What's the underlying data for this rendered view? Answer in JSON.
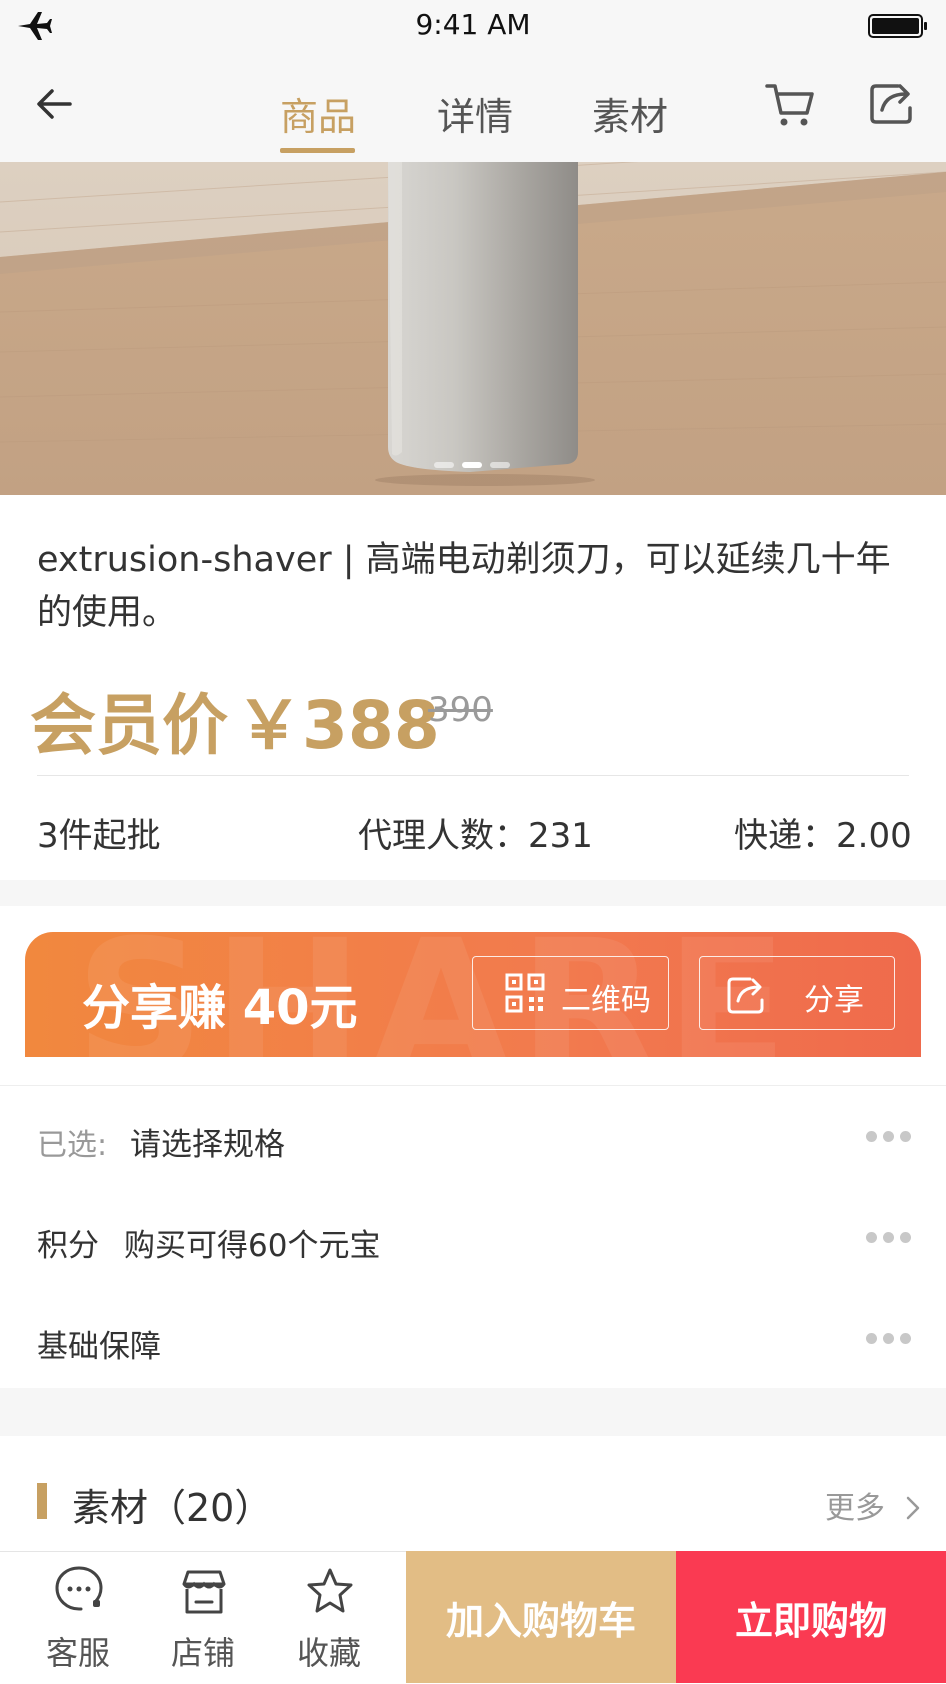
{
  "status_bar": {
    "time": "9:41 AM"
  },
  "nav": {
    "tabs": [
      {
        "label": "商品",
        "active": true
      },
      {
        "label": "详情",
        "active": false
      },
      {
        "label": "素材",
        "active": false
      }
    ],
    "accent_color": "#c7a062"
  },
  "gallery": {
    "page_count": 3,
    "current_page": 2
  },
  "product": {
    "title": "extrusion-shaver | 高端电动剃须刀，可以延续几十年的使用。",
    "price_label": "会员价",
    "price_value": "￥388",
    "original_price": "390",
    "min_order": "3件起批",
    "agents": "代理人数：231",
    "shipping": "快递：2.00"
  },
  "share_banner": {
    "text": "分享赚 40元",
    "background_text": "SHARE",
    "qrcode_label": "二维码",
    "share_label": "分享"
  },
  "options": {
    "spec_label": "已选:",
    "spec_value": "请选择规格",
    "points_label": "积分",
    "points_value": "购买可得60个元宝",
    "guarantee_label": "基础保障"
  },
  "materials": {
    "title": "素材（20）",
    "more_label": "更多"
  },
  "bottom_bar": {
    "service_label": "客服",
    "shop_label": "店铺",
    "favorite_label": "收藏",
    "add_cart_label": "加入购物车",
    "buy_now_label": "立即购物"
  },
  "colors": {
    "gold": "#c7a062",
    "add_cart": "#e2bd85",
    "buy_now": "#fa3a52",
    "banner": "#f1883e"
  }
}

........

- Task directions
All the records above need to be given again word for word. Skip the pictures.

- Result of this task
What's the underlying data for this rendered view? Answer in JSON.
{
  "status_bar": {
    "time": "9:41 AM"
  },
  "nav": {
    "tabs": [
      {
        "label": "商品",
        "active": true
      },
      {
        "label": "详情",
        "active": false
      },
      {
        "label": "素材",
        "active": false
      }
    ],
    "accent_color": "#c7a062"
  },
  "gallery": {
    "page_count": 3,
    "current_page": 2
  },
  "product": {
    "title": "extrusion-shaver | 高端电动剃须刀，可以延续几十年的使用。",
    "price_label": "会员价",
    "price_value": "￥388",
    "original_price": "390",
    "min_order": "3件起批",
    "agents": "代理人数：231",
    "shipping": "快递：2.00"
  },
  "share_banner": {
    "text": "分享赚 40元",
    "background_text": "SHARE",
    "qrcode_label": "二维码",
    "share_label": "分享"
  },
  "options": {
    "spec_label": "已选:",
    "spec_value": "请选择规格",
    "points_label": "积分",
    "points_value": "购买可得60个元宝",
    "guarantee_label": "基础保障"
  },
  "materials": {
    "title": "素材（20）",
    "more_label": "更多"
  },
  "bottom_bar": {
    "service_label": "客服",
    "shop_label": "店铺",
    "favorite_label": "收藏",
    "add_cart_label": "加入购物车",
    "buy_now_label": "立即购物"
  },
  "colors": {
    "gold": "#c7a062",
    "add_cart": "#e2bd85",
    "buy_now": "#fa3a52",
    "banner": "#f1883e"
  }
}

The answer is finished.